• **The problem**: Count how many lines contain the word "Schiff". Respond with the number alone.

** start of Input records **

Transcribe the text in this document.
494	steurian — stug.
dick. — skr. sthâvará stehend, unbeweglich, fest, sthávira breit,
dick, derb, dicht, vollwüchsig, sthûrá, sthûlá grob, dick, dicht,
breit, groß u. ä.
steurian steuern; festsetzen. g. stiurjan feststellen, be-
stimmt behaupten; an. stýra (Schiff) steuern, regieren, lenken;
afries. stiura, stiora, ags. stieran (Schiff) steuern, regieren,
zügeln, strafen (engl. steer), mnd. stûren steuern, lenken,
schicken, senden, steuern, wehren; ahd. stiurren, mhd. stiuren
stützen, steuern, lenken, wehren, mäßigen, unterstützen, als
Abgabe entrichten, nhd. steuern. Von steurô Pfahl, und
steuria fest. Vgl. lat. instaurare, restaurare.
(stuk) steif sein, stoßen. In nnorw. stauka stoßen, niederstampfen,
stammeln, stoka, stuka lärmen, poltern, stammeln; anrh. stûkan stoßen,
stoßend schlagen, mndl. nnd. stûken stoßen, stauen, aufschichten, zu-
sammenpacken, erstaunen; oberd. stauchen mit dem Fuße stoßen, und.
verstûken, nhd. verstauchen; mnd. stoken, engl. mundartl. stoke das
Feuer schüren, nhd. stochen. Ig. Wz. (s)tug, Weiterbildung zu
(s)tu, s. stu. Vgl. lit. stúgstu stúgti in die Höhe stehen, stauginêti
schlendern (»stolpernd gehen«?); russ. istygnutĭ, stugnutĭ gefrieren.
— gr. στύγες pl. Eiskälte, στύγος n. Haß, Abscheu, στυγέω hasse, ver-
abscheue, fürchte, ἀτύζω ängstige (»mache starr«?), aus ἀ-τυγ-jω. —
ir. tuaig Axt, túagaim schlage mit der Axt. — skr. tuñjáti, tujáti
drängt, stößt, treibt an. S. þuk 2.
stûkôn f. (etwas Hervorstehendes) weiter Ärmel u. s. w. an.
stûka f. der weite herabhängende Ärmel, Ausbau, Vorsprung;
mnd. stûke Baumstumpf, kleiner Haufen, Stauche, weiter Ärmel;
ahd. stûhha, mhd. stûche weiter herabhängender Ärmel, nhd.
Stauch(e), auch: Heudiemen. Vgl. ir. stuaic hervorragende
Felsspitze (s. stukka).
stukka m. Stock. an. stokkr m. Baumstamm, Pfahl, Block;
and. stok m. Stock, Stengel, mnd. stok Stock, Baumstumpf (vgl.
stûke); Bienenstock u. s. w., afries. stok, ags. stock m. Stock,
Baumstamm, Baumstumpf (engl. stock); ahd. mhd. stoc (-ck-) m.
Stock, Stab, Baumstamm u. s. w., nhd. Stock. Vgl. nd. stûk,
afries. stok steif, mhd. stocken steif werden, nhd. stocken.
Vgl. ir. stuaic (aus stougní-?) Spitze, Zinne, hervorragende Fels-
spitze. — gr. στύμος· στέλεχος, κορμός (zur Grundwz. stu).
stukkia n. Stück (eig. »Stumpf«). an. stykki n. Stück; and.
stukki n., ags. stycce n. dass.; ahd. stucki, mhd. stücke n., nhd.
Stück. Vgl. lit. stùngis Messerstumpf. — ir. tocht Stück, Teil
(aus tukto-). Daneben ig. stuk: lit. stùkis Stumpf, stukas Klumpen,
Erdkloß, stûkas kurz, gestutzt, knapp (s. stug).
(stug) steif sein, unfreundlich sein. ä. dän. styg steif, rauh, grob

** end of Input records **

• **Response to the task**: 2